■ Task description: Gather, from the listing beneath this task, every line holding the string "much".

-- START Available records --

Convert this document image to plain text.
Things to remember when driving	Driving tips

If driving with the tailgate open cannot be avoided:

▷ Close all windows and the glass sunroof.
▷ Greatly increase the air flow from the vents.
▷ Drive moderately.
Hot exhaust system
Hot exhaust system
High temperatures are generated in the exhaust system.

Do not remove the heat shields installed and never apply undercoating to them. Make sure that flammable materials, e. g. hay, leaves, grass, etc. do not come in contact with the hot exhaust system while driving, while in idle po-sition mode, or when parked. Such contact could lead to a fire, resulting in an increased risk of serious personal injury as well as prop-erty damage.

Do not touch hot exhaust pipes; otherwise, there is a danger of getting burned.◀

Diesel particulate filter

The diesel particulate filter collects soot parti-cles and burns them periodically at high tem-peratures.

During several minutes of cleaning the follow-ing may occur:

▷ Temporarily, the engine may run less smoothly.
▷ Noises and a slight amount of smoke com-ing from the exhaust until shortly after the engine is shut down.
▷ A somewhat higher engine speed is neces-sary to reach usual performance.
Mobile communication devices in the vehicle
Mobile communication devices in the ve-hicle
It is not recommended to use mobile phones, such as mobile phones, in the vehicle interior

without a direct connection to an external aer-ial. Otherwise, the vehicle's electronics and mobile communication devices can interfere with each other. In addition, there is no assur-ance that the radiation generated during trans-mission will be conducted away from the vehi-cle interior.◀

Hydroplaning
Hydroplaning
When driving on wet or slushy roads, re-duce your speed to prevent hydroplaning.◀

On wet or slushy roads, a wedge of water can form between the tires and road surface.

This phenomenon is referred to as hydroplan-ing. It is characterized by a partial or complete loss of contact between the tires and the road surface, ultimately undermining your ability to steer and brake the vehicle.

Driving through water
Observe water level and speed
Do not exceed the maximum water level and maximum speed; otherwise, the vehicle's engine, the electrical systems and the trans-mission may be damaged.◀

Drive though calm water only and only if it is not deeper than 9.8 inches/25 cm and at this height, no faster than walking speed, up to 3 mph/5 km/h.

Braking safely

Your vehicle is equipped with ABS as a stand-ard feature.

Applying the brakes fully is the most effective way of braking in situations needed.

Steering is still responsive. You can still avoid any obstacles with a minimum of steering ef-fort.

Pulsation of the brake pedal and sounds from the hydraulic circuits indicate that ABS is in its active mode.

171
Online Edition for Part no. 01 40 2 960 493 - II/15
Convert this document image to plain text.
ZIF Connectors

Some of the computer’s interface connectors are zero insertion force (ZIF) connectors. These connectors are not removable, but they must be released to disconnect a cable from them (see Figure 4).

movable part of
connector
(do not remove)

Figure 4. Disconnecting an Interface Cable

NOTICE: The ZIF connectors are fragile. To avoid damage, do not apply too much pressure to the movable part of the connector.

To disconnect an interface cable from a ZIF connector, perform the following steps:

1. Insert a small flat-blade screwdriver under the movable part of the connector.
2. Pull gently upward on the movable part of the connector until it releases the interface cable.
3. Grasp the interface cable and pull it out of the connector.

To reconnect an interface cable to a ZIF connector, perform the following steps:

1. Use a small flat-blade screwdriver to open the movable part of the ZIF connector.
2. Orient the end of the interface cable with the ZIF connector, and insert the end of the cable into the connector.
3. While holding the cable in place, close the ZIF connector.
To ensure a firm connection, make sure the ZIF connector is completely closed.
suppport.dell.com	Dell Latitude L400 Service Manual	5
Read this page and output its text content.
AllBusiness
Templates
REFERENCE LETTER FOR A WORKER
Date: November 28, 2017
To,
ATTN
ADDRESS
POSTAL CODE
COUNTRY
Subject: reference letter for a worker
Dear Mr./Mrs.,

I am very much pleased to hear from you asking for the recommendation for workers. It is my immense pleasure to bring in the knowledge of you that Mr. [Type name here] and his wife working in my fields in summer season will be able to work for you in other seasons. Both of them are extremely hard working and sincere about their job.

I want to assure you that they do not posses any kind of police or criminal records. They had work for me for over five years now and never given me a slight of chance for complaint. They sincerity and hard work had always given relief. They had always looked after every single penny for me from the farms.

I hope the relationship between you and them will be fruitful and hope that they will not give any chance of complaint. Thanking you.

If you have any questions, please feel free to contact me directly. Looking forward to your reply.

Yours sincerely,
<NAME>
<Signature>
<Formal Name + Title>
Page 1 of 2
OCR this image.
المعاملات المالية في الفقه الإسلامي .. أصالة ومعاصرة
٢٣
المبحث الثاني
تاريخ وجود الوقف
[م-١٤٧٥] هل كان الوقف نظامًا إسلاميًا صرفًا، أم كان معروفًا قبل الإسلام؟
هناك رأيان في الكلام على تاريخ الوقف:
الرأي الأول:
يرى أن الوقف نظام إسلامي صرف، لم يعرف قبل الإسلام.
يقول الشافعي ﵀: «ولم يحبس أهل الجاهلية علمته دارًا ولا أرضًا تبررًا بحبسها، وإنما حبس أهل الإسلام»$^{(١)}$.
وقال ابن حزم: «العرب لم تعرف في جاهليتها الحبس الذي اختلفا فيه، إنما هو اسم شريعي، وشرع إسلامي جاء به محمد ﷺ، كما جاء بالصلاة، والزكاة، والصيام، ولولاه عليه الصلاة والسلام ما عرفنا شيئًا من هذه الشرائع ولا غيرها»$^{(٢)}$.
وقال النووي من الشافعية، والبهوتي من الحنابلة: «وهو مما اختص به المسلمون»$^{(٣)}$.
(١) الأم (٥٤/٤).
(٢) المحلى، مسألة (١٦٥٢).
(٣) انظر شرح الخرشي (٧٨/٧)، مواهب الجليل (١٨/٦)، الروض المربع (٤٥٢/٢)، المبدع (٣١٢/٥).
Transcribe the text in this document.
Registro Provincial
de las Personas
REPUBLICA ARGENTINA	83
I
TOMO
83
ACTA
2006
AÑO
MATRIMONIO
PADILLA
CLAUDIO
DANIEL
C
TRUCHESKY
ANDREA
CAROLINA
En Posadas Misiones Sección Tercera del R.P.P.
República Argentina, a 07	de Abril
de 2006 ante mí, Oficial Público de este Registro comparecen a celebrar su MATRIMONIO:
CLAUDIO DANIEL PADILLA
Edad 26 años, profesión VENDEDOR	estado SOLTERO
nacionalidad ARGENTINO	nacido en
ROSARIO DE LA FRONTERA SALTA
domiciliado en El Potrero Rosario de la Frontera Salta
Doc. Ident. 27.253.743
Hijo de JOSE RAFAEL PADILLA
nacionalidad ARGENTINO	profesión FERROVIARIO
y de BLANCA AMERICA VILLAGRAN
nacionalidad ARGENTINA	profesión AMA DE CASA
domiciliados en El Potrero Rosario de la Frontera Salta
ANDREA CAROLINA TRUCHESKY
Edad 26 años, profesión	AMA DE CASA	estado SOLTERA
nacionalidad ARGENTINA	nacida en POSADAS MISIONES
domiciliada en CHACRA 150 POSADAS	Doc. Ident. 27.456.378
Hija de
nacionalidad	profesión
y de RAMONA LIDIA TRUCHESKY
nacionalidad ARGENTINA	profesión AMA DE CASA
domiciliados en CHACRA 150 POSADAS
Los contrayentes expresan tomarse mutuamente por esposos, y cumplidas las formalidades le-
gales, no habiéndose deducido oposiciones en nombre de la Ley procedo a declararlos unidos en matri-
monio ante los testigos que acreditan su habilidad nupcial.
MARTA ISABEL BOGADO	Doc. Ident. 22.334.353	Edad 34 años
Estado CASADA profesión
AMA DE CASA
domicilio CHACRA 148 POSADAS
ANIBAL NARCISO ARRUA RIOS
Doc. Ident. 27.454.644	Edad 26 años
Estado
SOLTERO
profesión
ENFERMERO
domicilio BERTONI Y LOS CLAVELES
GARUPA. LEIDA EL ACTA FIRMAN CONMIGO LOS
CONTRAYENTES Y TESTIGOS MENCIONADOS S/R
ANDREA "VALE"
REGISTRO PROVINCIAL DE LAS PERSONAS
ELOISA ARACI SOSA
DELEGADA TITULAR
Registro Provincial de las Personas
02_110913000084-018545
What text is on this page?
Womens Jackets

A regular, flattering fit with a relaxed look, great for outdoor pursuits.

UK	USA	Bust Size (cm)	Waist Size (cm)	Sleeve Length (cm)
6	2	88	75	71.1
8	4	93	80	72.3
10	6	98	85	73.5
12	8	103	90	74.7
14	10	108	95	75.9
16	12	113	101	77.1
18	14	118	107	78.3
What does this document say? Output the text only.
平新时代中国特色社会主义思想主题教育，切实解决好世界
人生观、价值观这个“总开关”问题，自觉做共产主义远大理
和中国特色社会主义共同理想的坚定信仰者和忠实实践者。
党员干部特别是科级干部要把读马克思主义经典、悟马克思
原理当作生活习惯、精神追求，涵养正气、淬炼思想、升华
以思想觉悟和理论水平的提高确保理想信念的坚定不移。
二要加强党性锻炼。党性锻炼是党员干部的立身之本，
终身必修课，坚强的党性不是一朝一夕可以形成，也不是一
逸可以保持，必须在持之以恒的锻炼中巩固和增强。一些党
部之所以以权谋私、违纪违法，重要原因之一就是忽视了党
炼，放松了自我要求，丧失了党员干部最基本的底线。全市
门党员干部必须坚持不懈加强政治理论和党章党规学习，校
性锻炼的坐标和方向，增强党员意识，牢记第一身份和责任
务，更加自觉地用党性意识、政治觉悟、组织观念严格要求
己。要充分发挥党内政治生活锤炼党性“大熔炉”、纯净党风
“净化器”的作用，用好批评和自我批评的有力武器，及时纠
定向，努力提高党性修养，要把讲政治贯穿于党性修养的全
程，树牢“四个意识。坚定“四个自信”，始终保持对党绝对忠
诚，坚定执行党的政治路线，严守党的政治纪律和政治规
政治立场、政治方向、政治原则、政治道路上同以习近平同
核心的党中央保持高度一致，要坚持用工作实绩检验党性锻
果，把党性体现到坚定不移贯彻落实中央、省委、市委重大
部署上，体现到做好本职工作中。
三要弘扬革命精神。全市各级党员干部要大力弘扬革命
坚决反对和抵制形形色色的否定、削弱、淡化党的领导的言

-- END Available records --

■ Exercise solution:
NOTICE: The ZIF connectors are fragile. To avoid damage, do not apply too much pressure to the movable part of the connector.
I am very much pleased to hear from you asking for the recommendation for workers. It is my immense pleasure to bring in the knowledge of you that Mr. [Type name here] and his wife working in my fields in summer season will be able to work for you in other seasons. Both of them are extremely hard working and sincere about their job.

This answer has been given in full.